> _Objective_: From the lines below, keep only those that contain the word "name", matching uppercase and lowercase exactly, and copy each one as it appears.

***** Records supplied *****

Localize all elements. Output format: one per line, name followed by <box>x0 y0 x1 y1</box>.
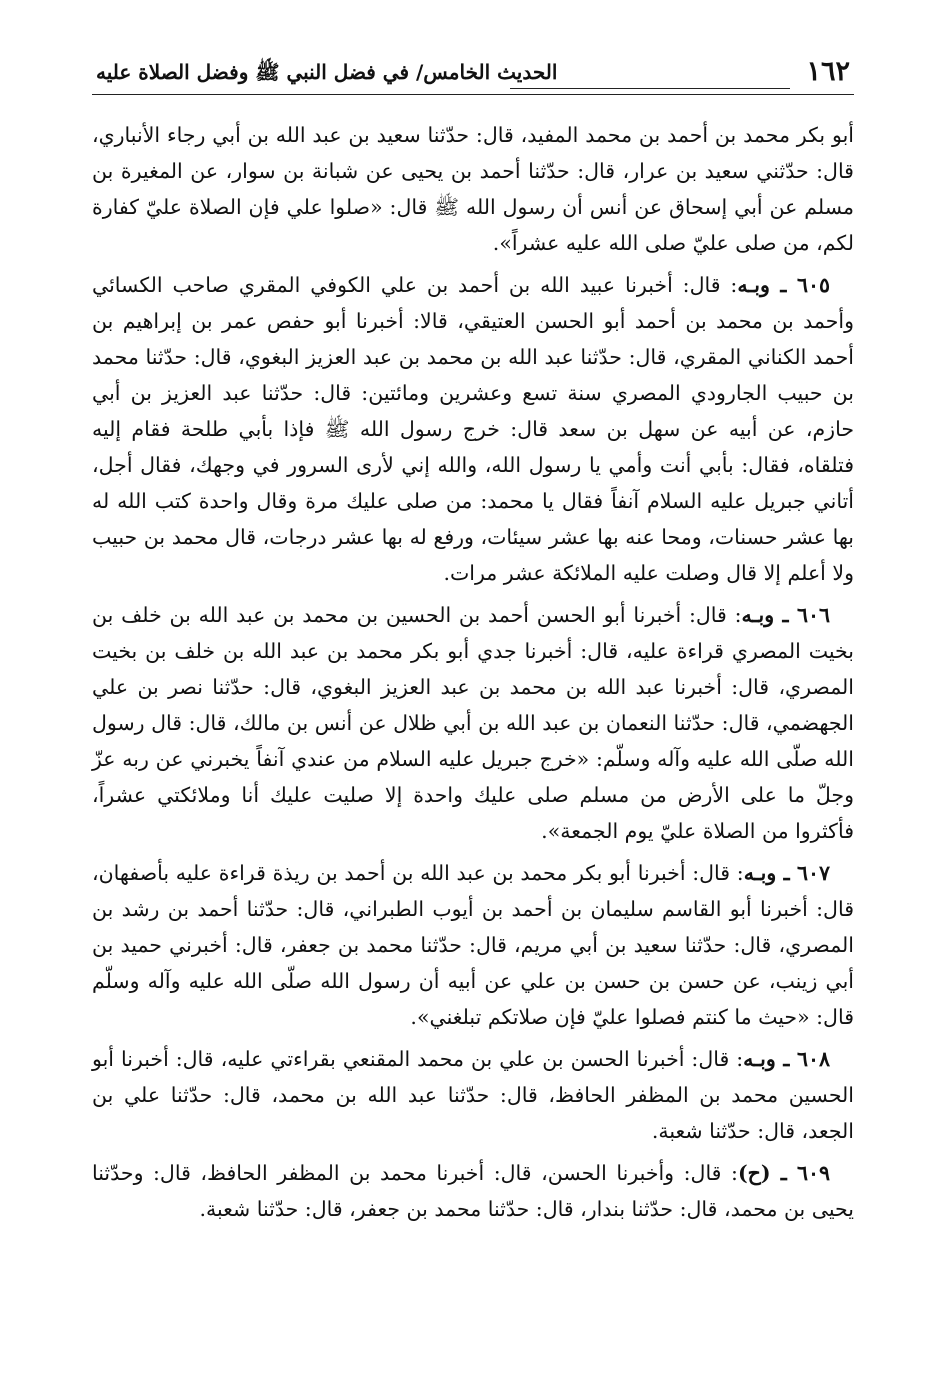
page-number: ١٦٢ <box>806 56 850 87</box>
page-body <box>92 117 854 1227</box>
hadith-number: ٦٠٧ ـ وبـه <box>743 861 830 885</box>
book-page <box>92 50 854 1233</box>
hadith-number: ٦٠٨ ـ وبـه <box>743 1047 830 1071</box>
paragraph <box>92 267 854 591</box>
paragraph-text: : قال: أخبرنا أبو بكر محمد بن عبد الله بن أحمد بن ريذة قراءة عليه بأصفهان، قال: أخبرنا أبو القاسم سليمان بن أحمد بن أيوب الطبراني، قال: حدّثنا أحمد بن رشد بن المصري، قال: حدّثنا سعيد بن أبي مريم، قال: حدّثنا محمد بن جعفر، قال: أخبرني حميد بن أبي زينب، عن حسن بن حسن بن علي عن أبيه أن رسول الله صلّى الله عليه وآله وسلّم قال: «حيث ما كنتم فصلوا عليّ فإن صلاتكم تبلغني». <box>92 861 854 1029</box>
paragraph <box>92 1041 854 1149</box>
paragraph-text: : قال: أخبرنا عبيد الله بن أحمد بن علي الكوفي المقري صاحب الكسائي وأحمد بن محمد بن أحمد أبو الحسن العتيقي، قالا: أخبرنا أبو حفص عمر بن إبراهيم بن أحمد الكناني المقري، قال: حدّثنا عبد الله بن محمد بن عبد العزيز البغوي، قال: حدّثنا محمد بن حبيب الجارودي المصري سنة تسع وعشرين ومائتين: قال: حدّثنا عبد العزيز بن أبي حازم، عن أبيه عن سهل بن سعد قال: خرج رسول الله ﷺ فإذا بأبي طلحة فقام إليه فتلقاه، فقال: بأبي أنت وأمي يا رسول الله، والله إني لأرى السرور في وجهك، فقال أجل، أتاني جبريل عليه السلام آنفاً فقال يا محمد: من صلى عليك مرة وقال واحدة كتب الله له بها عشر حسنات، ومحا عنه بها عشر سيئات، ورفع له بها عشر درجات، قال محمد بن حبيب ولا أعلم إلا قال وصلت عليه الملائكة عشر مرات. <box>92 273 854 585</box>
paragraph <box>92 1155 854 1227</box>
paragraph <box>92 597 854 849</box>
hadith-number: ٦٠٥ ـ وبـه <box>737 273 830 297</box>
paragraph-text: أبو بكر محمد بن أحمد بن محمد المفيد، قال: حدّثنا سعيد بن عبد الله بن أبي رجاء الأنباري، قال: حدّثني سعيد بن عرار، قال: حدّثنا أحمد بن يحيى عن شبانة بن سوار، عن المغيرة بن مسلم عن أبي إسحاق عن أنس أن رسول الله ﷺ قال: «صلوا علي فإن الصلاة عليّ كفارة لكم، من صلى عليّ صلى الله عليه عشراً». <box>92 123 854 255</box>
hadith-number: ٦٠٦ ـ وبـه <box>741 603 830 627</box>
paragraph-text: : قال: وأخبرنا الحسن، قال: أخبرنا محمد بن المظفر الحافظ، قال: وحدّثنا يحيى بن محمد، قال: حدّثنا بندار، قال: حدّثنا محمد بن جعفر، قال: حدّثنا شعبة. <box>92 1161 854 1221</box>
paragraph <box>92 117 854 261</box>
page-header <box>92 50 854 95</box>
paragraph-text: : قال: أخبرنا الحسن بن علي بن محمد المقنعي بقراءتي عليه، قال: أخبرنا أبو الحسين محمد بن المظفر الحافظ، قال: حدّثنا عبد الله بن محمد، قال: حدّثنا علي بن الجعد، قال: حدّثنا شعبة. <box>92 1047 854 1143</box>
paragraph-text: : قال: أخبرنا أبو الحسن أحمد بن الحسين بن محمد بن عبد الله بن خلف بن بخيت المصري قراءة عليه، قال: أخبرنا جدي أبو بكر محمد بن عبد الله بن خلف بن بخيت المصري، قال: أخبرنا عبد الله بن محمد بن عبد العزيز البغوي، قال: حدّثنا نصر بن علي الجهضمي، قال: حدّثنا النعمان بن عبد الله بن أبي ظلال عن أنس بن مالك، قال: قال رسول الله صلّى الله عليه وآله وسلّم: «خرج جبريل عليه السلام من عندي آنفاً يخبرني عن ربه عزّ وجلّ ما على الأرض من مسلم صلى عليك واحدة إلا صليت عليك أنا وملائكتي عشراً، فأكثروا من الصلاة عليّ يوم الجمعة». <box>92 603 854 843</box>
hadith-number: ٦٠٩ ـ (ح) <box>737 1161 830 1185</box>
running-title: الحديث الخامس/ في فضل النبي ﷺ وفضل الصلاة عليه <box>96 60 558 84</box>
paragraph <box>92 855 854 1035</box>
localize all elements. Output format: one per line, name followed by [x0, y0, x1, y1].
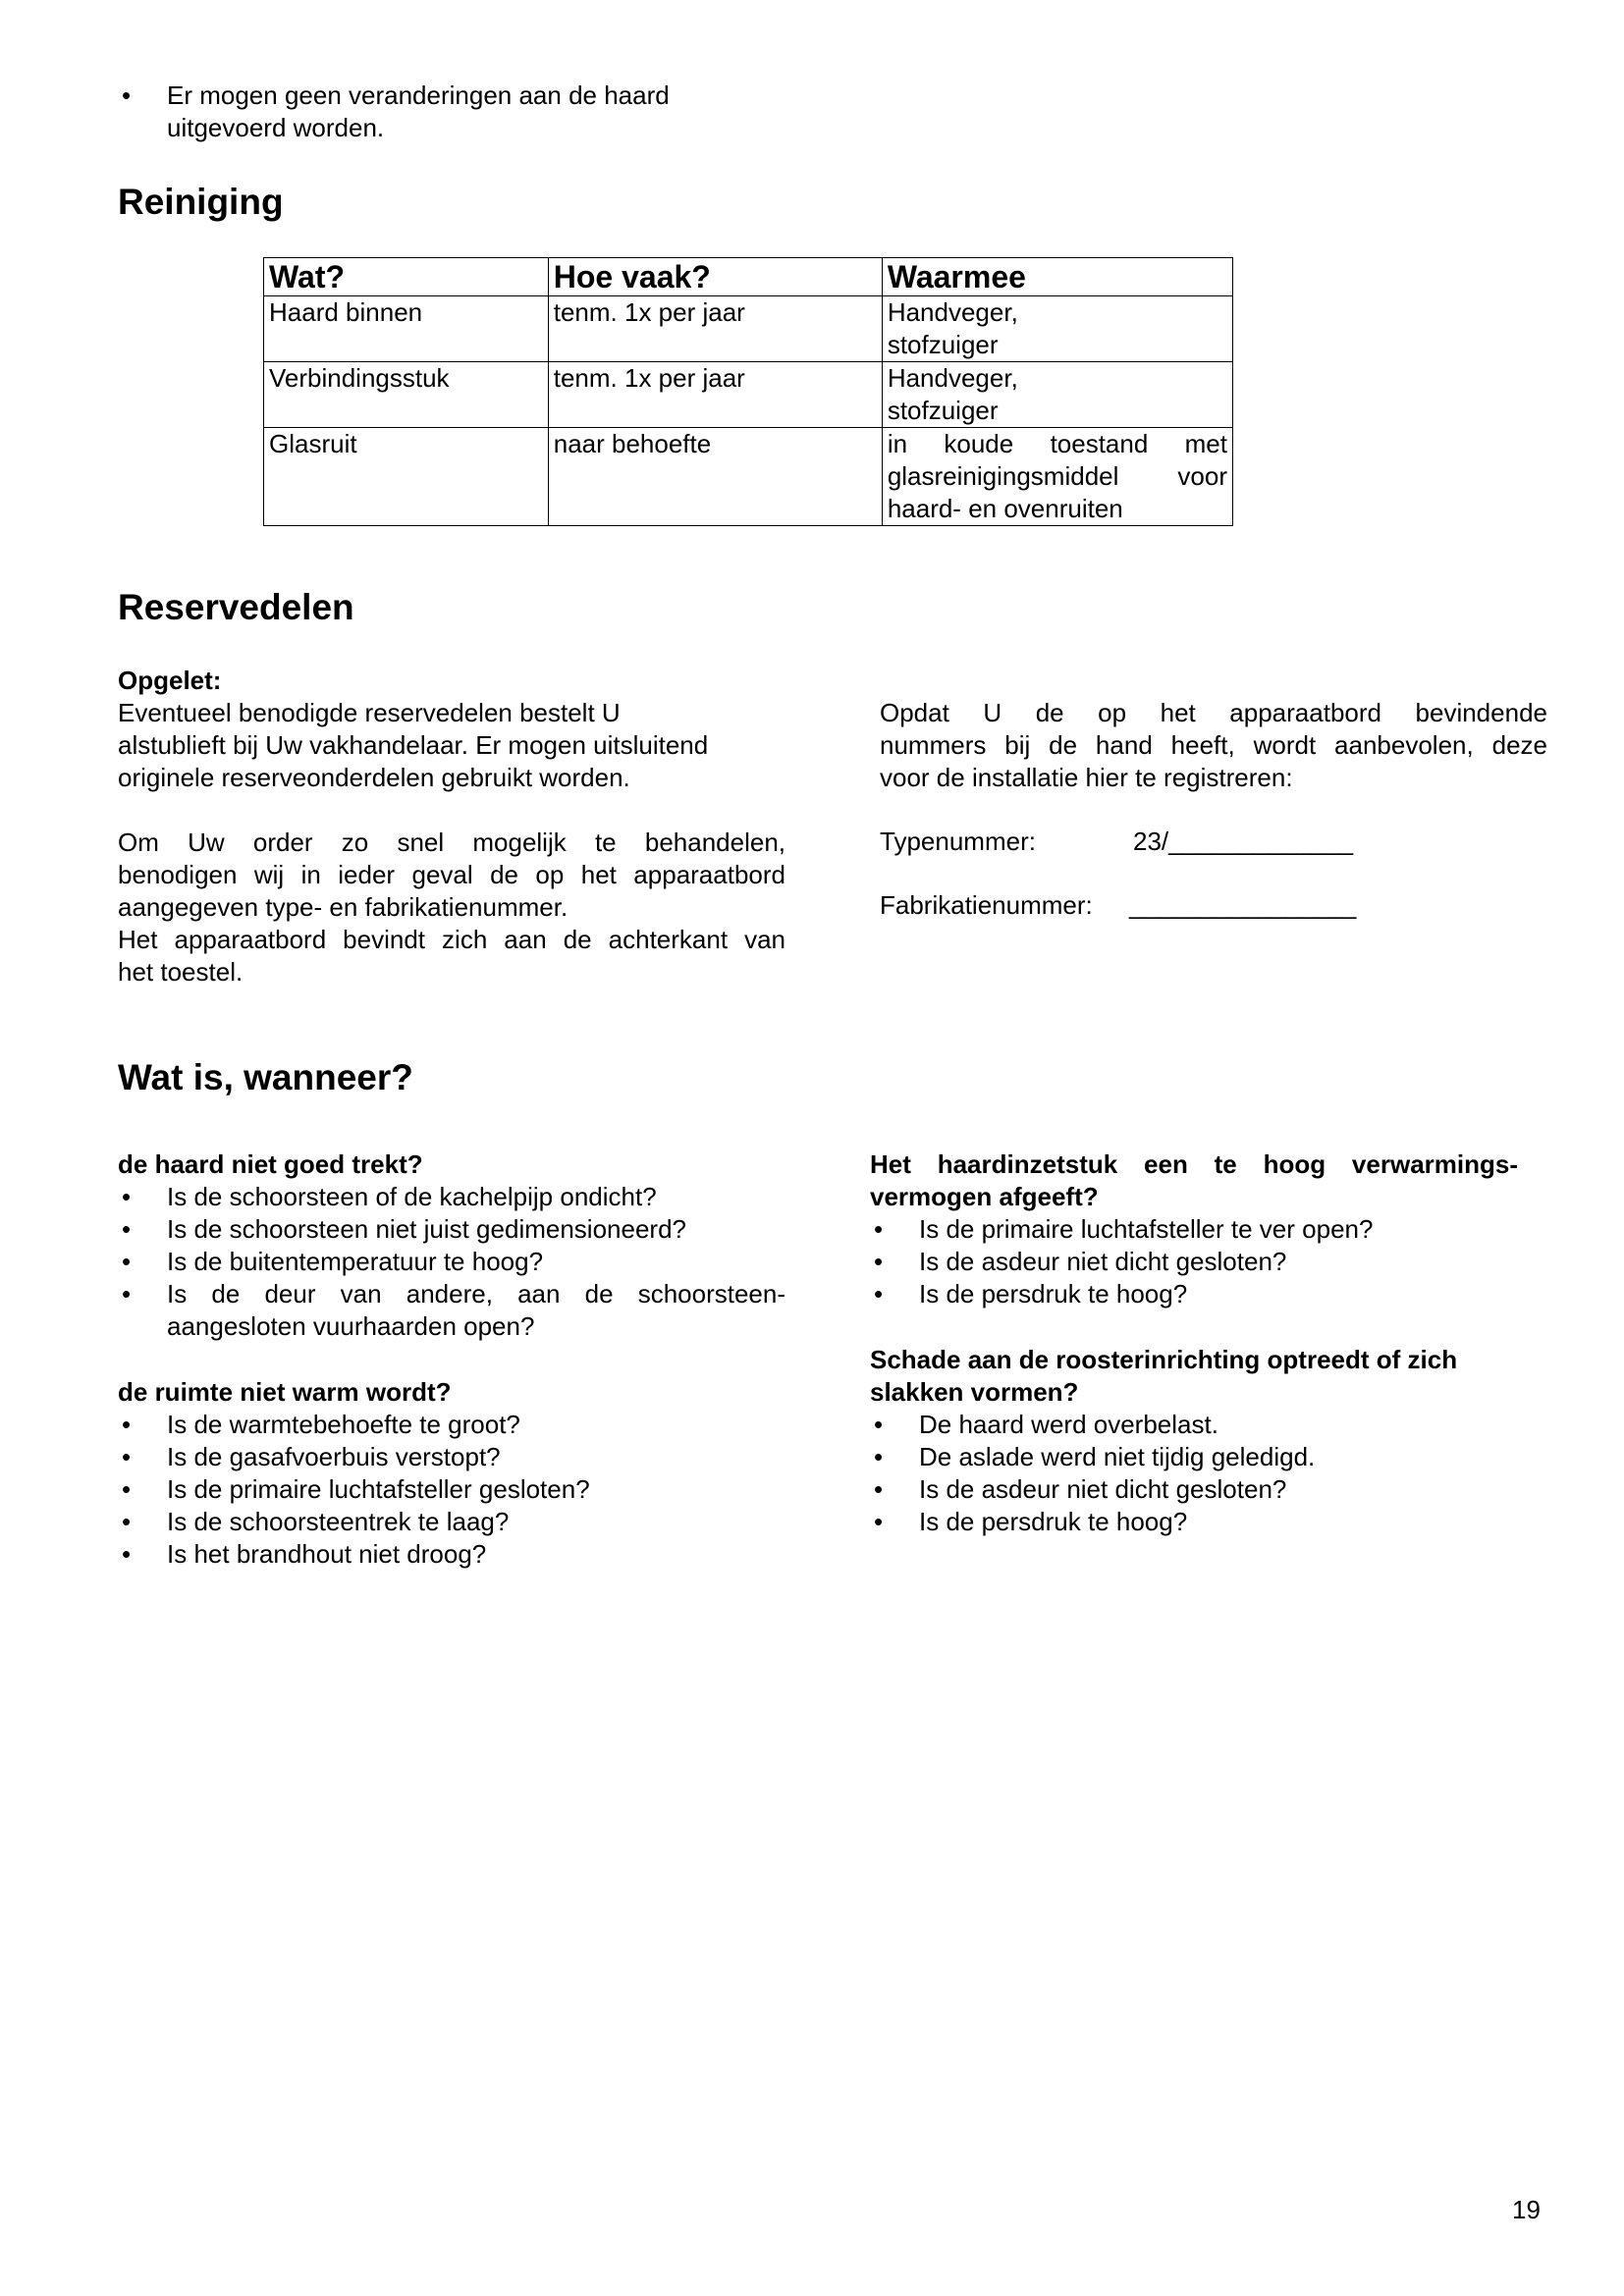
- page-number: 19: [1512, 2195, 1541, 2224]
- question-list: [870, 1409, 1538, 1538]
- list-item: • Is de warmtebehoefte te groot?: [122, 1410, 520, 1439]
- question-heading: Het haardinzetstuk een te hoog verwarmings- vermogen afgeeft?: [870, 1149, 1518, 1211]
- list-item: • Is de schoorsteen niet juist gedimensioneerd?: [122, 1214, 686, 1244]
- list-item: • Is de schoorsteen of de kachelpijp ondicht?: [122, 1182, 657, 1211]
- section-title-wat-is-wanneer: Wat is, wanneer?: [118, 1057, 413, 1097]
- list-item: • Is het brandhout niet droog?: [122, 1539, 487, 1569]
- list-item: • De aslade werd niet tijdig geledigd.: [874, 1442, 1316, 1471]
- bullet-icon: •: [122, 80, 132, 110]
- bullet-icon: •: [122, 1247, 132, 1276]
- table-cell: Glasruit: [264, 428, 549, 526]
- list-item: • De haard werd overbelast.: [874, 1410, 1218, 1439]
- table-cell: tenm. 1x per jaar: [548, 362, 882, 428]
- table-row: [264, 428, 1233, 526]
- section-title-reservedelen: Reservedelen: [118, 587, 354, 627]
- bullet-icon: •: [874, 1214, 884, 1244]
- list-item: • Is de buitentemperatuur te hoog?: [122, 1247, 544, 1276]
- bullet-icon: •: [874, 1279, 884, 1308]
- question-list: [118, 1409, 785, 1571]
- question-heading: de haard niet goed trekt?: [118, 1149, 423, 1179]
- opgelet-label: Opgelet:: [118, 666, 222, 695]
- bullet-icon: •: [122, 1539, 132, 1569]
- question-heading: de ruimte niet warm wordt?: [118, 1377, 452, 1407]
- typenummer-field: 23/_____________: [1133, 827, 1354, 856]
- table-cell: in koude toestand met glasreinigingsmiddel voor haard- en ovenruiten: [882, 428, 1232, 526]
- question-list: [870, 1213, 1538, 1310]
- list-item: • Is de schoorsteentrek te laag?: [122, 1507, 510, 1536]
- table-header-row: [264, 258, 1233, 296]
- column-header: Hoe vaak?: [548, 258, 882, 296]
- question-heading: Schade aan de roosterinrichting optreedt of zich slakken vormen?: [870, 1345, 1458, 1407]
- list-item: • Is de persdruk te hoog?: [874, 1507, 1188, 1536]
- cleaning-table: [263, 257, 1233, 526]
- table-cell: Handveger, stofzuiger: [882, 362, 1232, 428]
- bullet-icon: •: [122, 1214, 132, 1244]
- list-item: • Is de primaire luchtafsteller gesloten?: [122, 1474, 590, 1504]
- table-row: [264, 362, 1233, 428]
- list-item: • Er mogen geen veranderingen aan de haard uitgevoerd worden.: [122, 80, 670, 142]
- typenummer-label: Typenummer:: [880, 827, 1036, 856]
- bullet-icon: •: [874, 1474, 884, 1504]
- list-item: • Is de primaire luchtafsteller te ver open?: [874, 1214, 1374, 1244]
- bullet-icon: •: [122, 1182, 132, 1211]
- bullet-icon: •: [874, 1507, 884, 1536]
- list-item: • Is de gasafvoerbuis verstopt?: [122, 1442, 501, 1471]
- bullet-icon: •: [122, 1507, 132, 1536]
- bullet-icon: •: [122, 1410, 132, 1439]
- fabrikatienummer-field: ________________: [1129, 890, 1357, 920]
- bullet-icon: •: [874, 1442, 884, 1471]
- table-row: [264, 296, 1233, 362]
- top-bullet-list: [118, 80, 805, 144]
- reservedelen-left-column: Opgelet: Eventueel benodigde reservedelen bestelt U alstublieft bij Uw vakhandelaar. Er mogen uitsluitend originele reserveonderdelen gebruikt worden. Om Uw order zo snel mogelijk te behandelen, benodigen wij in ieder geval de op het apparaatbord aangegeven type- en fabrikatienummer. Het apparaatbord bevindt zich aan de achterkant van het toestel.: [118, 666, 785, 987]
- table-cell: Verbindingsstuk: [264, 362, 549, 428]
- list-item: • Is de asdeur niet dicht gesloten?: [874, 1247, 1287, 1276]
- bullet-icon: •: [122, 1474, 132, 1504]
- fabrikatienummer-label: Fabrikatienummer:: [880, 890, 1093, 920]
- list-item: • Is de deur van andere, aan de schoorsteen- aangesloten vuurhaarden open?: [122, 1279, 785, 1341]
- section-title-reiniging: Reiniging: [118, 182, 284, 222]
- list-item: • Is de asdeur niet dicht gesloten?: [874, 1474, 1287, 1504]
- bullet-icon: •: [874, 1410, 884, 1439]
- table-cell: Handveger, stofzuiger: [882, 296, 1232, 362]
- table-cell: tenm. 1x per jaar: [548, 296, 882, 362]
- column-header: Wat?: [264, 258, 549, 296]
- question-list: [118, 1181, 785, 1343]
- list-item: • Is de persdruk te hoog?: [874, 1279, 1188, 1308]
- table-cell: naar behoefte: [548, 428, 882, 526]
- table-cell: Haard binnen: [264, 296, 549, 362]
- bullet-icon: •: [874, 1247, 884, 1276]
- reservedelen-right-column: Opdat U de op het apparaatbord bevindende nummers bij de hand heeft, wordt aanbevolen, deze voor de installatie hier te registreren:: [880, 698, 1547, 792]
- column-header: Waarmee: [882, 258, 1232, 296]
- bullet-icon: •: [122, 1442, 132, 1471]
- bullet-icon: •: [122, 1279, 132, 1308]
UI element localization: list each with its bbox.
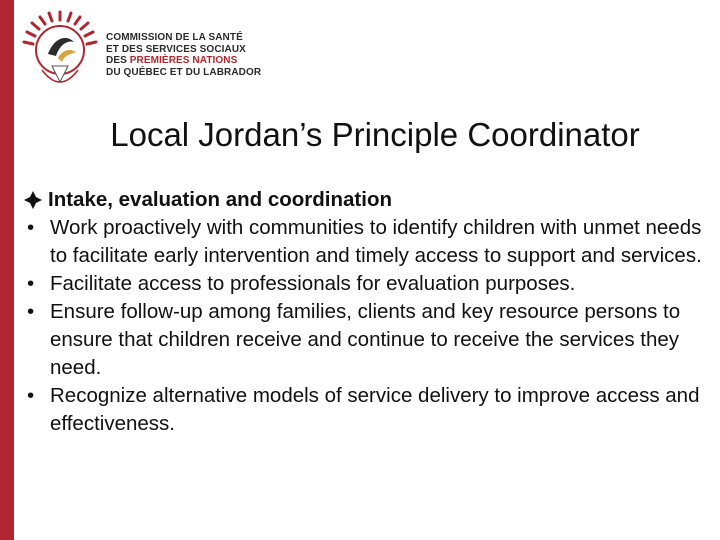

*****

> _Result of the task_:
Localize all elements. Output format: one per line, name followed by <box>x0 y0 x1 y1</box>.
localize all elements. Output format: one per line, name followed by [x0, y0, x1, y1].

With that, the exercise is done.